WHAT NEEDS TO BE DONE: Reproduce the listing below exactly, minus its pictures.
::::
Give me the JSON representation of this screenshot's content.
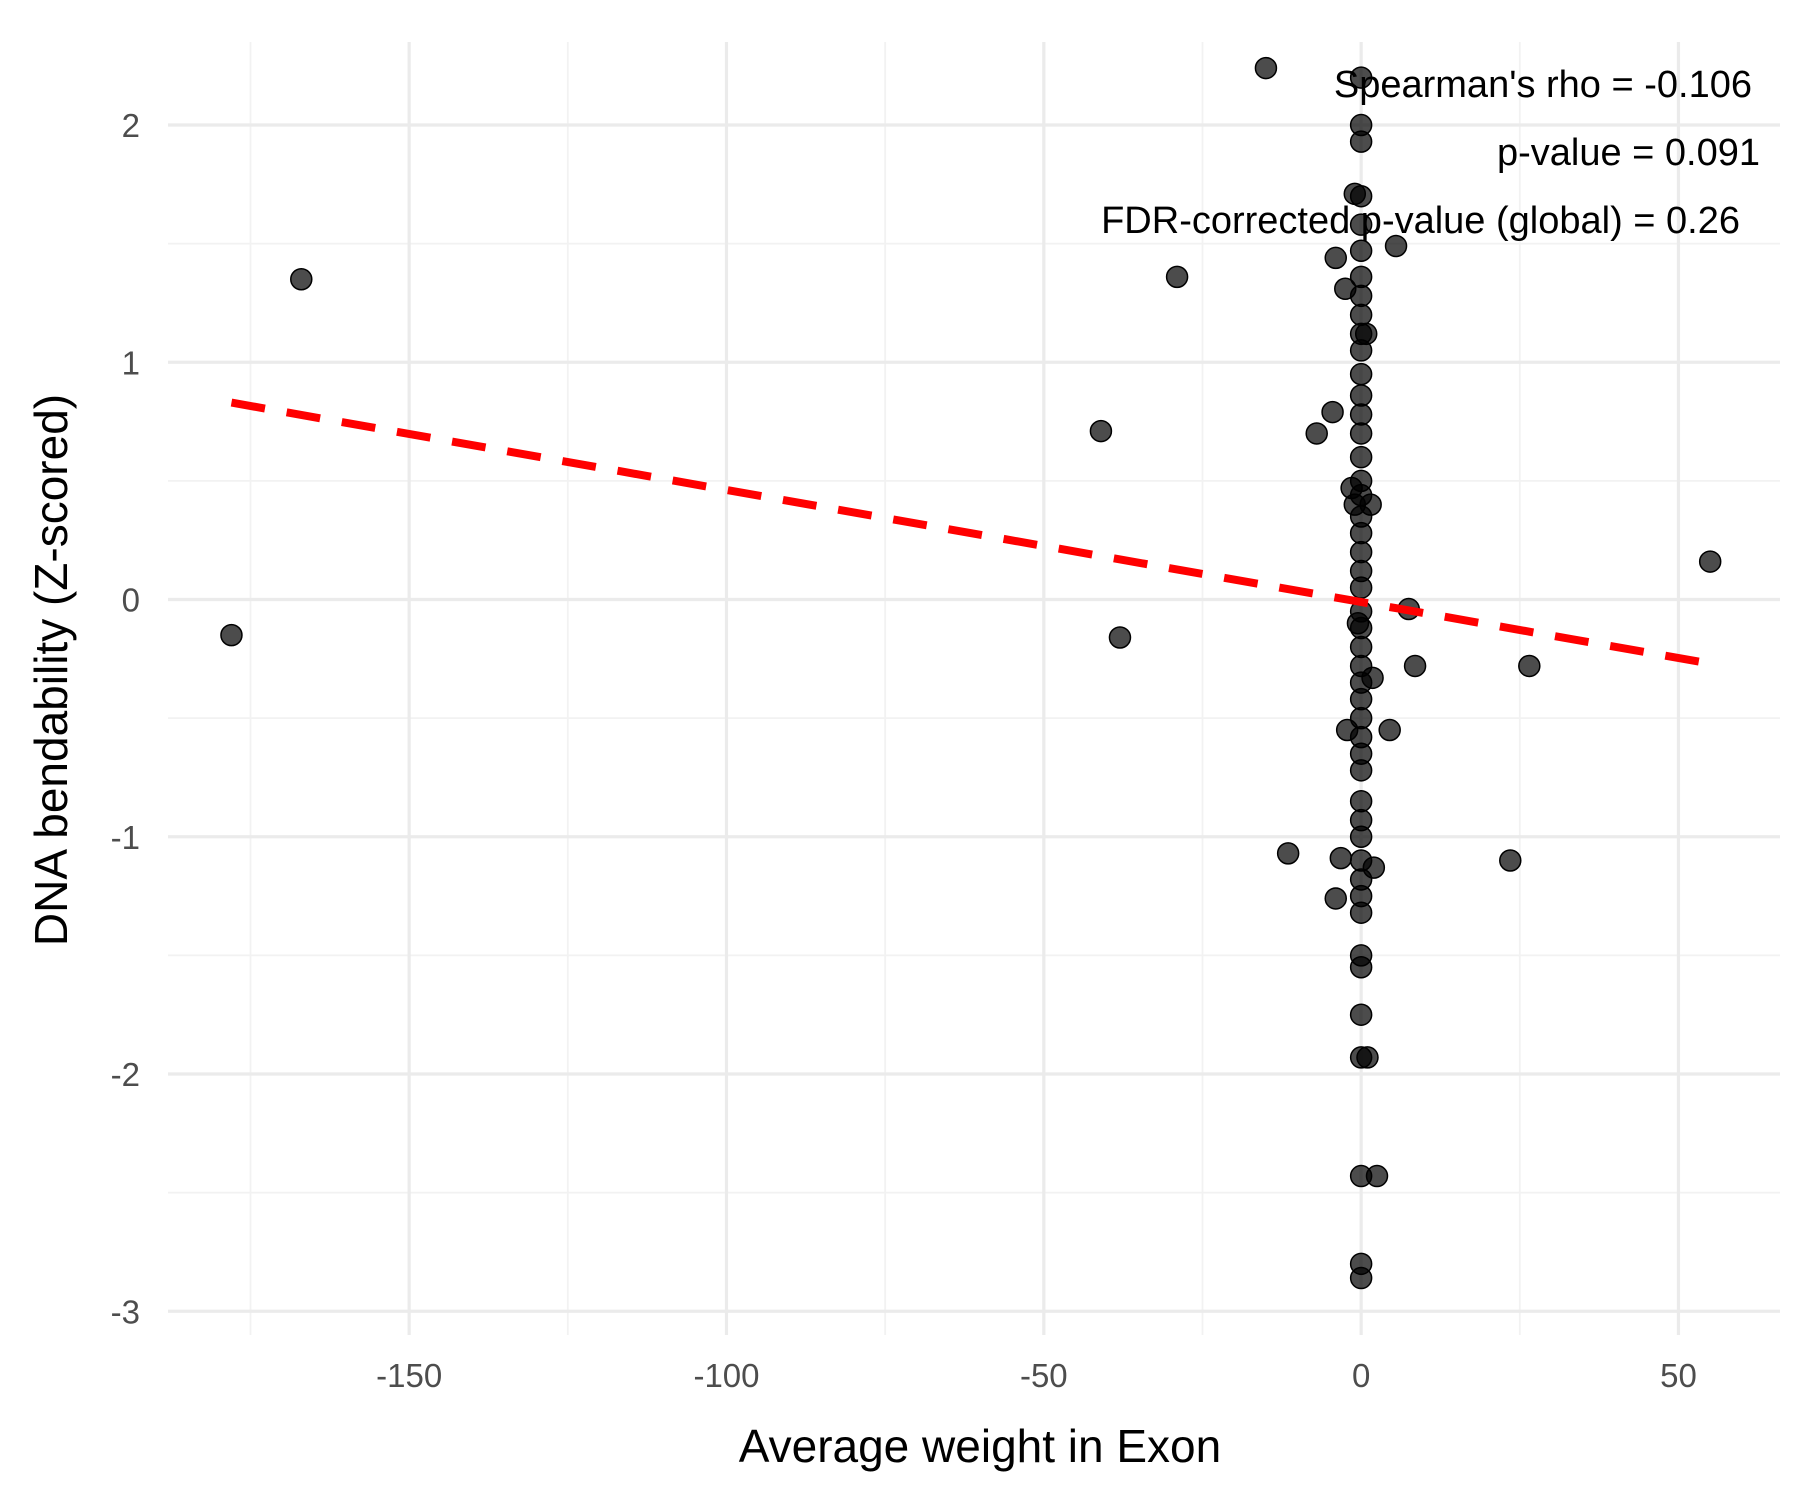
{
  "chart_data": {
    "type": "scatter",
    "xlabel": "Average weight in Exon",
    "ylabel": "DNA bendability (Z-scored)",
    "xlim": [
      -188,
      66
    ],
    "ylim": [
      -3.1,
      2.35
    ],
    "x_ticks": [
      -150,
      -100,
      -50,
      0,
      50
    ],
    "y_ticks": [
      -3,
      -2,
      -1,
      0,
      1,
      2
    ],
    "grid": true,
    "annotations": [
      "Spearman's rho = -0.106",
      "p-value = 0.091",
      "FDR-corrected p-value (global) = 0.26"
    ],
    "trend_line": {
      "x": [
        -178,
        55
      ],
      "y": [
        0.83,
        -0.27
      ],
      "style": "dashed",
      "color": "#ff0000"
    },
    "point_color": "#000000",
    "points": [
      {
        "x": -178,
        "y": -0.15
      },
      {
        "x": -167,
        "y": 1.35
      },
      {
        "x": -41,
        "y": 0.71
      },
      {
        "x": -38,
        "y": -0.16
      },
      {
        "x": -29,
        "y": 1.36
      },
      {
        "x": -15,
        "y": 2.24
      },
      {
        "x": -11.5,
        "y": -1.07
      },
      {
        "x": -7,
        "y": 0.7
      },
      {
        "x": -4.5,
        "y": 0.79
      },
      {
        "x": -4,
        "y": 1.44
      },
      {
        "x": -4,
        "y": -1.26
      },
      {
        "x": -3.2,
        "y": -1.09
      },
      {
        "x": -2.5,
        "y": 1.31
      },
      {
        "x": -2.2,
        "y": -0.55
      },
      {
        "x": -1.5,
        "y": 0.47
      },
      {
        "x": -1,
        "y": 0.4
      },
      {
        "x": -1,
        "y": 1.71
      },
      {
        "x": -0.5,
        "y": -0.1
      },
      {
        "x": 0.8,
        "y": 1.12
      },
      {
        "x": 1.5,
        "y": 0.4
      },
      {
        "x": 1.8,
        "y": -0.33
      },
      {
        "x": 2,
        "y": -1.13
      },
      {
        "x": 1,
        "y": -1.93
      },
      {
        "x": 2.5,
        "y": -2.43
      },
      {
        "x": 4.5,
        "y": -0.55
      },
      {
        "x": 5.5,
        "y": 1.49
      },
      {
        "x": 7.5,
        "y": -0.04
      },
      {
        "x": 8.5,
        "y": -0.28
      },
      {
        "x": 23.5,
        "y": -1.1
      },
      {
        "x": 26.5,
        "y": -0.28
      },
      {
        "x": 55,
        "y": 0.16
      },
      {
        "x": 0,
        "y": 2.2
      },
      {
        "x": 0,
        "y": 2.0
      },
      {
        "x": 0,
        "y": 1.93
      },
      {
        "x": 0,
        "y": 1.7
      },
      {
        "x": 0,
        "y": 1.58
      },
      {
        "x": 0,
        "y": 1.47
      },
      {
        "x": 0,
        "y": 1.36
      },
      {
        "x": 0,
        "y": 1.28
      },
      {
        "x": 0,
        "y": 1.2
      },
      {
        "x": 0,
        "y": 1.12
      },
      {
        "x": 0,
        "y": 1.05
      },
      {
        "x": 0,
        "y": 0.95
      },
      {
        "x": 0,
        "y": 0.86
      },
      {
        "x": 0,
        "y": 0.78
      },
      {
        "x": 0,
        "y": 0.7
      },
      {
        "x": 0,
        "y": 0.6
      },
      {
        "x": 0,
        "y": 0.5
      },
      {
        "x": 0,
        "y": 0.44
      },
      {
        "x": 0,
        "y": 0.35
      },
      {
        "x": 0,
        "y": 0.28
      },
      {
        "x": 0,
        "y": 0.2
      },
      {
        "x": 0,
        "y": 0.12
      },
      {
        "x": 0,
        "y": 0.05
      },
      {
        "x": 0,
        "y": -0.05
      },
      {
        "x": 0,
        "y": -0.12
      },
      {
        "x": 0,
        "y": -0.2
      },
      {
        "x": 0,
        "y": -0.28
      },
      {
        "x": 0,
        "y": -0.35
      },
      {
        "x": 0,
        "y": -0.42
      },
      {
        "x": 0,
        "y": -0.5
      },
      {
        "x": 0,
        "y": -0.58
      },
      {
        "x": 0,
        "y": -0.65
      },
      {
        "x": 0,
        "y": -0.72
      },
      {
        "x": 0,
        "y": -0.85
      },
      {
        "x": 0,
        "y": -0.93
      },
      {
        "x": 0,
        "y": -1.0
      },
      {
        "x": 0,
        "y": -1.1
      },
      {
        "x": 0,
        "y": -1.18
      },
      {
        "x": 0,
        "y": -1.25
      },
      {
        "x": 0,
        "y": -1.32
      },
      {
        "x": 0,
        "y": -1.5
      },
      {
        "x": 0,
        "y": -1.55
      },
      {
        "x": 0,
        "y": -1.75
      },
      {
        "x": 0,
        "y": -1.93
      },
      {
        "x": 0,
        "y": -2.43
      },
      {
        "x": 0,
        "y": -2.8
      },
      {
        "x": 0,
        "y": -2.86
      }
    ]
  }
}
::::
OUTPUT:
Give me the JSON representation of this screenshot's content.
{
  "chart_data": {
    "type": "scatter",
    "xlabel": "Average weight in Exon",
    "ylabel": "DNA bendability (Z-scored)",
    "xlim": [
      -188,
      66
    ],
    "ylim": [
      -3.1,
      2.35
    ],
    "x_ticks": [
      -150,
      -100,
      -50,
      0,
      50
    ],
    "y_ticks": [
      -3,
      -2,
      -1,
      0,
      1,
      2
    ],
    "grid": true,
    "annotations": [
      "Spearman's rho = -0.106",
      "p-value = 0.091",
      "FDR-corrected p-value (global) = 0.26"
    ],
    "trend_line": {
      "x": [
        -178,
        55
      ],
      "y": [
        0.83,
        -0.27
      ],
      "style": "dashed",
      "color": "#ff0000"
    },
    "point_color": "#000000",
    "points": [
      {
        "x": -178,
        "y": -0.15
      },
      {
        "x": -167,
        "y": 1.35
      },
      {
        "x": -41,
        "y": 0.71
      },
      {
        "x": -38,
        "y": -0.16
      },
      {
        "x": -29,
        "y": 1.36
      },
      {
        "x": -15,
        "y": 2.24
      },
      {
        "x": -11.5,
        "y": -1.07
      },
      {
        "x": -7,
        "y": 0.7
      },
      {
        "x": -4.5,
        "y": 0.79
      },
      {
        "x": -4,
        "y": 1.44
      },
      {
        "x": -4,
        "y": -1.26
      },
      {
        "x": -3.2,
        "y": -1.09
      },
      {
        "x": -2.5,
        "y": 1.31
      },
      {
        "x": -2.2,
        "y": -0.55
      },
      {
        "x": -1.5,
        "y": 0.47
      },
      {
        "x": -1,
        "y": 0.4
      },
      {
        "x": -1,
        "y": 1.71
      },
      {
        "x": -0.5,
        "y": -0.1
      },
      {
        "x": 0.8,
        "y": 1.12
      },
      {
        "x": 1.5,
        "y": 0.4
      },
      {
        "x": 1.8,
        "y": -0.33
      },
      {
        "x": 2,
        "y": -1.13
      },
      {
        "x": 1,
        "y": -1.93
      },
      {
        "x": 2.5,
        "y": -2.43
      },
      {
        "x": 4.5,
        "y": -0.55
      },
      {
        "x": 5.5,
        "y": 1.49
      },
      {
        "x": 7.5,
        "y": -0.04
      },
      {
        "x": 8.5,
        "y": -0.28
      },
      {
        "x": 23.5,
        "y": -1.1
      },
      {
        "x": 26.5,
        "y": -0.28
      },
      {
        "x": 55,
        "y": 0.16
      },
      {
        "x": 0,
        "y": 2.2
      },
      {
        "x": 0,
        "y": 2.0
      },
      {
        "x": 0,
        "y": 1.93
      },
      {
        "x": 0,
        "y": 1.7
      },
      {
        "x": 0,
        "y": 1.58
      },
      {
        "x": 0,
        "y": 1.47
      },
      {
        "x": 0,
        "y": 1.36
      },
      {
        "x": 0,
        "y": 1.28
      },
      {
        "x": 0,
        "y": 1.2
      },
      {
        "x": 0,
        "y": 1.12
      },
      {
        "x": 0,
        "y": 1.05
      },
      {
        "x": 0,
        "y": 0.95
      },
      {
        "x": 0,
        "y": 0.86
      },
      {
        "x": 0,
        "y": 0.78
      },
      {
        "x": 0,
        "y": 0.7
      },
      {
        "x": 0,
        "y": 0.6
      },
      {
        "x": 0,
        "y": 0.5
      },
      {
        "x": 0,
        "y": 0.44
      },
      {
        "x": 0,
        "y": 0.35
      },
      {
        "x": 0,
        "y": 0.28
      },
      {
        "x": 0,
        "y": 0.2
      },
      {
        "x": 0,
        "y": 0.12
      },
      {
        "x": 0,
        "y": 0.05
      },
      {
        "x": 0,
        "y": -0.05
      },
      {
        "x": 0,
        "y": -0.12
      },
      {
        "x": 0,
        "y": -0.2
      },
      {
        "x": 0,
        "y": -0.28
      },
      {
        "x": 0,
        "y": -0.35
      },
      {
        "x": 0,
        "y": -0.42
      },
      {
        "x": 0,
        "y": -0.5
      },
      {
        "x": 0,
        "y": -0.58
      },
      {
        "x": 0,
        "y": -0.65
      },
      {
        "x": 0,
        "y": -0.72
      },
      {
        "x": 0,
        "y": -0.85
      },
      {
        "x": 0,
        "y": -0.93
      },
      {
        "x": 0,
        "y": -1.0
      },
      {
        "x": 0,
        "y": -1.1
      },
      {
        "x": 0,
        "y": -1.18
      },
      {
        "x": 0,
        "y": -1.25
      },
      {
        "x": 0,
        "y": -1.32
      },
      {
        "x": 0,
        "y": -1.5
      },
      {
        "x": 0,
        "y": -1.55
      },
      {
        "x": 0,
        "y": -1.75
      },
      {
        "x": 0,
        "y": -1.93
      },
      {
        "x": 0,
        "y": -2.43
      },
      {
        "x": 0,
        "y": -2.8
      },
      {
        "x": 0,
        "y": -2.86
      }
    ]
  }
}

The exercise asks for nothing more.